[Set exercise] Where does the string "title" appear in the records? Copy every line that contains it.

[Input records]
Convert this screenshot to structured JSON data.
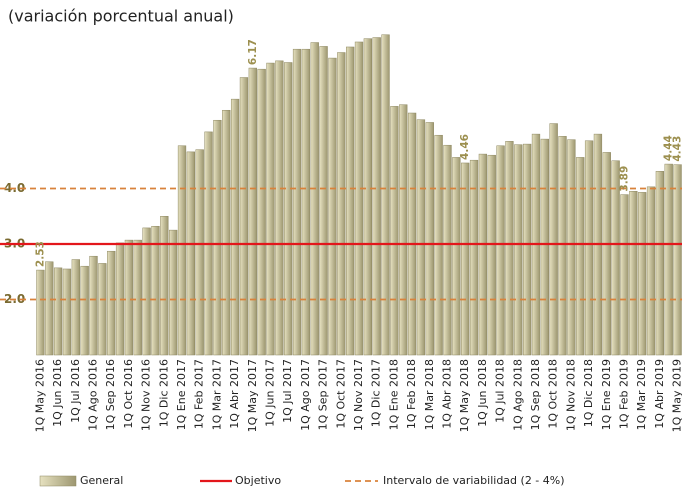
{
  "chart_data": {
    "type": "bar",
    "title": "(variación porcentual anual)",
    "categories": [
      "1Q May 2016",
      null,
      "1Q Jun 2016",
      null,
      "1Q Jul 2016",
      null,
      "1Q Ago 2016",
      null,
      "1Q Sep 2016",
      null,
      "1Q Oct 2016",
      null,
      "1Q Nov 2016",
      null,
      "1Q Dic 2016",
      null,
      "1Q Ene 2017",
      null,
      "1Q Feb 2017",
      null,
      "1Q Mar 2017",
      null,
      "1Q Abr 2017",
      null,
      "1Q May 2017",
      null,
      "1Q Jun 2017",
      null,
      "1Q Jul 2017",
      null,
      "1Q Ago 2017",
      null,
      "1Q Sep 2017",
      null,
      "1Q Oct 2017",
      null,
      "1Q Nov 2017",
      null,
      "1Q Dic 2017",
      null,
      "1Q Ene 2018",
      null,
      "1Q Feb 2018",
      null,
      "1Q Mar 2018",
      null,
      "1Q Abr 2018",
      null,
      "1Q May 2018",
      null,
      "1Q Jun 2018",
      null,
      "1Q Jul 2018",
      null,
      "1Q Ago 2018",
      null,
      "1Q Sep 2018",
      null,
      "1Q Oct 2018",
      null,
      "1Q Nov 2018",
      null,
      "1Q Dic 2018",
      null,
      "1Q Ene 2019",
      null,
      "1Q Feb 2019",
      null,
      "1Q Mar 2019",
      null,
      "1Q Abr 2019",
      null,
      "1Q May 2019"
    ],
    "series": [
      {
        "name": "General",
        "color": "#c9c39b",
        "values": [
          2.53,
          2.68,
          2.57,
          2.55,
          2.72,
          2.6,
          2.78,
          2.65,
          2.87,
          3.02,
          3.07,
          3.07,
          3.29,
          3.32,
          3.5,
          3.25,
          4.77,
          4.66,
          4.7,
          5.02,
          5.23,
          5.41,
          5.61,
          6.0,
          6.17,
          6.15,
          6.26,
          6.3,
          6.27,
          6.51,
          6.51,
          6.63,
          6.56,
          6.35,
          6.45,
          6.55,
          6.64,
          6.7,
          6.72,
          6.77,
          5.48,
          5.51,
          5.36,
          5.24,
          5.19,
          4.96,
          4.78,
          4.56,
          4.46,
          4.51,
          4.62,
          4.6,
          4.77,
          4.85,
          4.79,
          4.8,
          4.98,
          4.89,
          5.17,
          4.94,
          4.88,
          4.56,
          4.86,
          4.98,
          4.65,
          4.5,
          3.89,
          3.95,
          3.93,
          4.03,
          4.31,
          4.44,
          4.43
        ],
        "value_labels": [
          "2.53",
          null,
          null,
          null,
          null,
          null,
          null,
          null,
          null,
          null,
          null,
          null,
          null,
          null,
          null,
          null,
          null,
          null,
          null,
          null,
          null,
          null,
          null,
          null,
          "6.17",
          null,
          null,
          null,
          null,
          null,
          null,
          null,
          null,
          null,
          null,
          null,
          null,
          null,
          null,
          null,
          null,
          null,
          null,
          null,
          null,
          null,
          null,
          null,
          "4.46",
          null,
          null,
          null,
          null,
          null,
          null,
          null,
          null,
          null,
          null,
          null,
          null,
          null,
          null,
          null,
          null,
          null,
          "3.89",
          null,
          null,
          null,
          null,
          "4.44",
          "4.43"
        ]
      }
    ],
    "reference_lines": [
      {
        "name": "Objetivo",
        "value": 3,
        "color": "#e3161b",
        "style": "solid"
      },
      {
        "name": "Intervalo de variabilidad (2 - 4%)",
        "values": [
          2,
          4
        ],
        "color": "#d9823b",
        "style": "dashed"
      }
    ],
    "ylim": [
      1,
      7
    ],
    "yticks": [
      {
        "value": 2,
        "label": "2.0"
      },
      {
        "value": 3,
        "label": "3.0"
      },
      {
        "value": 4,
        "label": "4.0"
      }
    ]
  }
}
...
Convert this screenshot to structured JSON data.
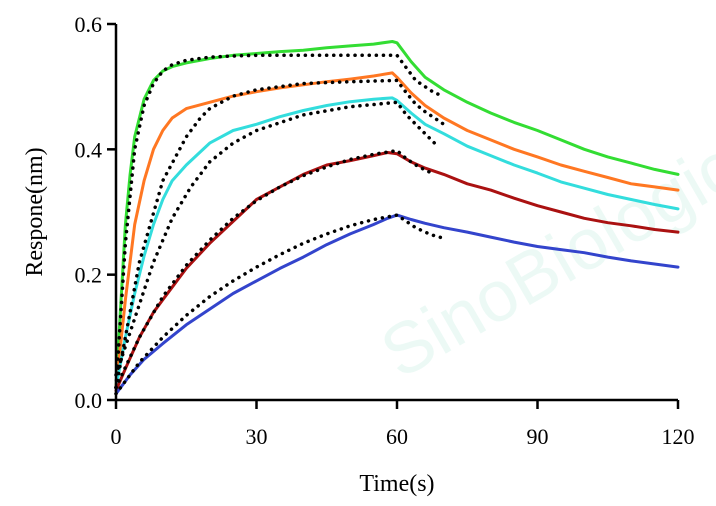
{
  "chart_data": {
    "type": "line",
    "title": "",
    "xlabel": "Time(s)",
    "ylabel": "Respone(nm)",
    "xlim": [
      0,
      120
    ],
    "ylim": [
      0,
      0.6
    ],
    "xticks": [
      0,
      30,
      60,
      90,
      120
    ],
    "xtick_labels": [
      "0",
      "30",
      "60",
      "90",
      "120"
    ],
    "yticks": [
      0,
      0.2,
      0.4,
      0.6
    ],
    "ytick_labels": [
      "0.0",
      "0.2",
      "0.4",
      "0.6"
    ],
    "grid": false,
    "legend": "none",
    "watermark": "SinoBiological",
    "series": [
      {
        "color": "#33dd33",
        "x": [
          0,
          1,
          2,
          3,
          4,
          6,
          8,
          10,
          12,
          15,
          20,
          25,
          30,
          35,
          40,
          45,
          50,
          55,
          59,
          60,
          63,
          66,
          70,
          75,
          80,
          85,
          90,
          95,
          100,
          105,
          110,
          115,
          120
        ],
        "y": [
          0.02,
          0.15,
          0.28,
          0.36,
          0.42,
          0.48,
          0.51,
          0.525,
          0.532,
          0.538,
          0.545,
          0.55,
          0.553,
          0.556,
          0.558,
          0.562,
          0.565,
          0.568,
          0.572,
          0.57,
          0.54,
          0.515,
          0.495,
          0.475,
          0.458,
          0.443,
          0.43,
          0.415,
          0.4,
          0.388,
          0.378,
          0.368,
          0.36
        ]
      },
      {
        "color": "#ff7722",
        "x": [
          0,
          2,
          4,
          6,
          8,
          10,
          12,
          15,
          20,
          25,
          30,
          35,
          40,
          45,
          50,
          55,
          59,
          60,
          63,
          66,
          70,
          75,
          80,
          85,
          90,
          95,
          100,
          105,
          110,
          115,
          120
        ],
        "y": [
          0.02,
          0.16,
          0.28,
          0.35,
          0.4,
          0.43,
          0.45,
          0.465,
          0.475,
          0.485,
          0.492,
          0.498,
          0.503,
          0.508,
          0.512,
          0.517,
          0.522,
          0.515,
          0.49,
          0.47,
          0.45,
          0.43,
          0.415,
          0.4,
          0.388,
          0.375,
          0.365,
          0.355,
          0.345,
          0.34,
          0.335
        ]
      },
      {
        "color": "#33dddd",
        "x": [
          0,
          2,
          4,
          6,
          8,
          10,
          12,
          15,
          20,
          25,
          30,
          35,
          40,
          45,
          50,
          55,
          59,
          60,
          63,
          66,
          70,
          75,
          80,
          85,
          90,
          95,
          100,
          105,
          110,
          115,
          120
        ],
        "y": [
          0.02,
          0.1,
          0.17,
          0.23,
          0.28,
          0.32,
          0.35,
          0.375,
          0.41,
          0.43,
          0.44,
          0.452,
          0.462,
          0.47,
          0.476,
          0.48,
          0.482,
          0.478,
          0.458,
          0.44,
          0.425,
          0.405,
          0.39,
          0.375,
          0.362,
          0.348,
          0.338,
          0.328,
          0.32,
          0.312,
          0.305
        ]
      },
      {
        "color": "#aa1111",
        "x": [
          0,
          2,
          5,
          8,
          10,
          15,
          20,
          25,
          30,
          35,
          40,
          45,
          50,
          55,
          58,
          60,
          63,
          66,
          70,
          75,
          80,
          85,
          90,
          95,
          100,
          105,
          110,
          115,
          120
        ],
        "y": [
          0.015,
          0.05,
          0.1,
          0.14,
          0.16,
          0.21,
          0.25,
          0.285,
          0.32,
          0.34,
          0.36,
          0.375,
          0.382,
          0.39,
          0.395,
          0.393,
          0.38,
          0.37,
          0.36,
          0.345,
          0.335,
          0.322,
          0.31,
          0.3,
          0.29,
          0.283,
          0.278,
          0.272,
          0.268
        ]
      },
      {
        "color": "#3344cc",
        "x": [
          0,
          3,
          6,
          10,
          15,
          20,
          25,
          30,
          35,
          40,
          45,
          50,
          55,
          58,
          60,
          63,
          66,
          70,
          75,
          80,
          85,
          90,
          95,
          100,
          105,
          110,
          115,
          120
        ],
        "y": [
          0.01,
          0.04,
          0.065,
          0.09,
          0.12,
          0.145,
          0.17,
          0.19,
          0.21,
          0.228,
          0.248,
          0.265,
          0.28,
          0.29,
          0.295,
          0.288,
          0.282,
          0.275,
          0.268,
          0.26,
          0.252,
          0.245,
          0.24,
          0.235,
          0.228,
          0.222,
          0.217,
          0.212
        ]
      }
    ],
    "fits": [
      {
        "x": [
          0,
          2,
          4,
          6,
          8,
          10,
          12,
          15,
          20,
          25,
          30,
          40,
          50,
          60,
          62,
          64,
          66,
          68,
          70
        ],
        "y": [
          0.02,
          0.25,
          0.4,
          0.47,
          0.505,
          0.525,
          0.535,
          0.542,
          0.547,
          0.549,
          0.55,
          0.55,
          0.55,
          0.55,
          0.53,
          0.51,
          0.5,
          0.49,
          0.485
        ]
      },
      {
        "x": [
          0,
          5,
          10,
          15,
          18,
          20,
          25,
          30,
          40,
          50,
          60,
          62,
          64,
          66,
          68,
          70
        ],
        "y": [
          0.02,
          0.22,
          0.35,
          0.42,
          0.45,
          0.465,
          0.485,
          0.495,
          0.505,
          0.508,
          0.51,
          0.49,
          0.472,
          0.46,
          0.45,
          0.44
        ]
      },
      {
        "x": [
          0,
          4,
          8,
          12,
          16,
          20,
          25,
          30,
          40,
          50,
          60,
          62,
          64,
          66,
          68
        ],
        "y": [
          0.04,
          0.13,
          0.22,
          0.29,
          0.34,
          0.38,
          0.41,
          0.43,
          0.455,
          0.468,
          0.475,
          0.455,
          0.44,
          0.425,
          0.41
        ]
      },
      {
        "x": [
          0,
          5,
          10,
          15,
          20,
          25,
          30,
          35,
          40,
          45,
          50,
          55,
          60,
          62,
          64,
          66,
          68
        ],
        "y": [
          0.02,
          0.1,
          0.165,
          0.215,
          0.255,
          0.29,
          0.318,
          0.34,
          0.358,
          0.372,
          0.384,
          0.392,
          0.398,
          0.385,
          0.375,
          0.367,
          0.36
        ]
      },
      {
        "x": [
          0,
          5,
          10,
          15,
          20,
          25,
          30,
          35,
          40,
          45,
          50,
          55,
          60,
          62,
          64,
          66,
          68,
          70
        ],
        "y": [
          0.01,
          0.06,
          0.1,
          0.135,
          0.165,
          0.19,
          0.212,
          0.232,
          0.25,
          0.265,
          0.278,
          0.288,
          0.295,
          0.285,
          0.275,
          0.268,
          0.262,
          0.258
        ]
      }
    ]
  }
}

[Answer]
    "title": "(variación porcentual anual)",
    "title": "",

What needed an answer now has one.